● **AIM OF THE EXERCISE**: Lines that contain the string "JSON" are to be copied; leave out all others.
--- DATA LISTING ---
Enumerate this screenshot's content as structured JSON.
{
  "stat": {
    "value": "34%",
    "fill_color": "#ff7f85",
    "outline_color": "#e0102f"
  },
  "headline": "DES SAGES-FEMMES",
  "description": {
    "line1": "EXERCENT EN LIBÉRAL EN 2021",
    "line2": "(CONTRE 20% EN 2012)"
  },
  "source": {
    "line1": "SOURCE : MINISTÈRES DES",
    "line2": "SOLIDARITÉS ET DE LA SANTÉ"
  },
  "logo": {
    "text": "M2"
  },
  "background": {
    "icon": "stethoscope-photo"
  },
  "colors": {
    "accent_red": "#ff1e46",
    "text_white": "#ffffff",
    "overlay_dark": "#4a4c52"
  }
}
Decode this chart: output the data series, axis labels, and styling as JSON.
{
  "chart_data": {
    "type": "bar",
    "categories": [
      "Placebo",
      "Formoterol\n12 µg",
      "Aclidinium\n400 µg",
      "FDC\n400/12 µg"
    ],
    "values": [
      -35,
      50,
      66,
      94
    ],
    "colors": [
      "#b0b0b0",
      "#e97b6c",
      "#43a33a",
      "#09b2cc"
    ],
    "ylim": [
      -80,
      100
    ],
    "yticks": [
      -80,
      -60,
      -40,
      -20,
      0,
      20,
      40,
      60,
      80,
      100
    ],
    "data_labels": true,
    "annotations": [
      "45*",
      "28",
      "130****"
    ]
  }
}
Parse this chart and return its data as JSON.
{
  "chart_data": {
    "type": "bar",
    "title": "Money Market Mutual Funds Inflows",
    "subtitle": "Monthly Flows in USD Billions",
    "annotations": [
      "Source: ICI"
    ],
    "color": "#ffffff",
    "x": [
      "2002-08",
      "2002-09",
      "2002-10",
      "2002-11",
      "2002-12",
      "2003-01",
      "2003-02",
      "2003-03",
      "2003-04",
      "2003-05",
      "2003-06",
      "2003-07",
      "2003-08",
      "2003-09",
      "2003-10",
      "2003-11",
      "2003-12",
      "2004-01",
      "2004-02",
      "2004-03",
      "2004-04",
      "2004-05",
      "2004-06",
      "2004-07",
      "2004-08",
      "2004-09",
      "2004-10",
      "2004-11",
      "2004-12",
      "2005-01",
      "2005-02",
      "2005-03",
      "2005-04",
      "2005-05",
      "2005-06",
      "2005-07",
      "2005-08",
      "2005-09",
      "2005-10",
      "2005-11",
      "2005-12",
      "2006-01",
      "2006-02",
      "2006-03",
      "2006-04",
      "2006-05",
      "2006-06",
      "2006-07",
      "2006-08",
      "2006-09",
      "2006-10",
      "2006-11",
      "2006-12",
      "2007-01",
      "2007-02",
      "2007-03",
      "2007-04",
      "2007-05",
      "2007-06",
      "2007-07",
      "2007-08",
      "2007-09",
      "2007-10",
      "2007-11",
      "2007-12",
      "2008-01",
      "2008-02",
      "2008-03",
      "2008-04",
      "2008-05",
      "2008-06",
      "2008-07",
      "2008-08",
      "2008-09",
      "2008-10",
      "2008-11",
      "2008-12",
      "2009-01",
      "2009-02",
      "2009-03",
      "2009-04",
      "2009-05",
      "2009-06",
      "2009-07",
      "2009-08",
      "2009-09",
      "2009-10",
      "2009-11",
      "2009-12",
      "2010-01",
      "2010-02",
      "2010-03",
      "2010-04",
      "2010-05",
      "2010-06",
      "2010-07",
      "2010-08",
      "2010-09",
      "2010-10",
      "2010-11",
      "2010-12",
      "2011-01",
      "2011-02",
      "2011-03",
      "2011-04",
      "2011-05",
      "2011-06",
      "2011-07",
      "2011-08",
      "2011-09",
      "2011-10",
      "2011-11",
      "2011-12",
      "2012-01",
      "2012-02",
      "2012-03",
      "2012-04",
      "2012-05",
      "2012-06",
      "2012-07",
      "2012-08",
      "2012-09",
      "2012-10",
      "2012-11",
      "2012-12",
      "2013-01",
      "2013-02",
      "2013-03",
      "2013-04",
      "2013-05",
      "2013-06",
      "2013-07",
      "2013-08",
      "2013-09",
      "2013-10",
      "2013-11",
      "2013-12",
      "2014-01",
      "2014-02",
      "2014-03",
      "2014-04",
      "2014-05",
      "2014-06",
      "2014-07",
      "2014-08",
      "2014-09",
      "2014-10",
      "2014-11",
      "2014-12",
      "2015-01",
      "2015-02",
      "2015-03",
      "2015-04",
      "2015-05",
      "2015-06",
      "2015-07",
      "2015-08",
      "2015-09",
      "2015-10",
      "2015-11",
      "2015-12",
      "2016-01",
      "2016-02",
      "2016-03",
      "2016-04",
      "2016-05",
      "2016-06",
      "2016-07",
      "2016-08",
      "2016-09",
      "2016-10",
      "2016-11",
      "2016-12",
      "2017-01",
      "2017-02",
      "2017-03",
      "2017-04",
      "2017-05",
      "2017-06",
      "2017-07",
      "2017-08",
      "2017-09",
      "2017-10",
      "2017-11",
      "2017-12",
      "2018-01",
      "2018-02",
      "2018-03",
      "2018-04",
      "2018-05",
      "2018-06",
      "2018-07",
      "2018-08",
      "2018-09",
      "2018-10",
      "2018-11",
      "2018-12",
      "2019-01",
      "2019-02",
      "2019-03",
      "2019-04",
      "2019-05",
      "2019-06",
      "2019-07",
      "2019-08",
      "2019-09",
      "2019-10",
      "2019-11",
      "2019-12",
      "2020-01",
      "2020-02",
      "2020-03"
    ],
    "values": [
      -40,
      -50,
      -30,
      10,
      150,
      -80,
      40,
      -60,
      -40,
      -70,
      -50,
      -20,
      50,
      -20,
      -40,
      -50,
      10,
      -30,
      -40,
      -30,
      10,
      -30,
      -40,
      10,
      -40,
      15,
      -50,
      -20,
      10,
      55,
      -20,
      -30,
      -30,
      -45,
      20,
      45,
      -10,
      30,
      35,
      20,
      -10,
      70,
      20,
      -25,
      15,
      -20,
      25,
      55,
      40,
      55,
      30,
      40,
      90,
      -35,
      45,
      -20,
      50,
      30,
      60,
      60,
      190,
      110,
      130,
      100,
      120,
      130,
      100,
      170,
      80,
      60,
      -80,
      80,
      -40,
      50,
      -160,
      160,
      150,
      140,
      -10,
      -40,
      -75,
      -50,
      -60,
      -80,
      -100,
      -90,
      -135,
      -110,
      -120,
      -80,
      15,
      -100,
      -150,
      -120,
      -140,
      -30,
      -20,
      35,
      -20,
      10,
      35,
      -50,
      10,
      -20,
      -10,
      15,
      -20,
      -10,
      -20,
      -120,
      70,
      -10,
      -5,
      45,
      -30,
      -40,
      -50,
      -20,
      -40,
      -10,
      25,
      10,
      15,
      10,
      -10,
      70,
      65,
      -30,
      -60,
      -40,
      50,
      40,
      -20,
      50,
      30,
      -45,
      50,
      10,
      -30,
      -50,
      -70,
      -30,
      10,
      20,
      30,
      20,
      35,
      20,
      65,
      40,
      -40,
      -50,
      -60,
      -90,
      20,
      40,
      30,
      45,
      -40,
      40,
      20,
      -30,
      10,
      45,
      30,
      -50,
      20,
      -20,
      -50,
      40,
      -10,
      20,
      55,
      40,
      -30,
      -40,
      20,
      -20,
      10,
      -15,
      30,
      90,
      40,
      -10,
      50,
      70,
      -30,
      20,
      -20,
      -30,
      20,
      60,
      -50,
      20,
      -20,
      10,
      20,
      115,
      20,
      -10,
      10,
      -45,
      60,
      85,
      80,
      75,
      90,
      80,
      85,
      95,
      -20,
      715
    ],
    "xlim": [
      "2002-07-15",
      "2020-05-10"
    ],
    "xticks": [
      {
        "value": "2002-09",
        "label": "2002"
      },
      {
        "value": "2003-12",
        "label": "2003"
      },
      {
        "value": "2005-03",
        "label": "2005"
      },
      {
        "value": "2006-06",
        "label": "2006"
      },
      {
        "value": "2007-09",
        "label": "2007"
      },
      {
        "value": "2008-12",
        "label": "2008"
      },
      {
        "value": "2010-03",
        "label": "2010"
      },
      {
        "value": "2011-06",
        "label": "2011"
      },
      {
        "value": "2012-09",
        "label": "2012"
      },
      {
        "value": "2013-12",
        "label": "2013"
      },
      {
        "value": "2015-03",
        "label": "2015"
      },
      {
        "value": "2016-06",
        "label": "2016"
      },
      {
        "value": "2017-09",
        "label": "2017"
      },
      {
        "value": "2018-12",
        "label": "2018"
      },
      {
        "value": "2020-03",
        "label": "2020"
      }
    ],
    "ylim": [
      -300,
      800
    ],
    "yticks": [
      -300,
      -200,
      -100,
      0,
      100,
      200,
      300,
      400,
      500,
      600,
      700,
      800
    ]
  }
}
---
● **FINAL ANSWER**:
Enumerate this screenshot's content as structured JSON.
Decode this chart: output the data series, axis labels, and styling as JSON.
Parse this chart and return its data as JSON.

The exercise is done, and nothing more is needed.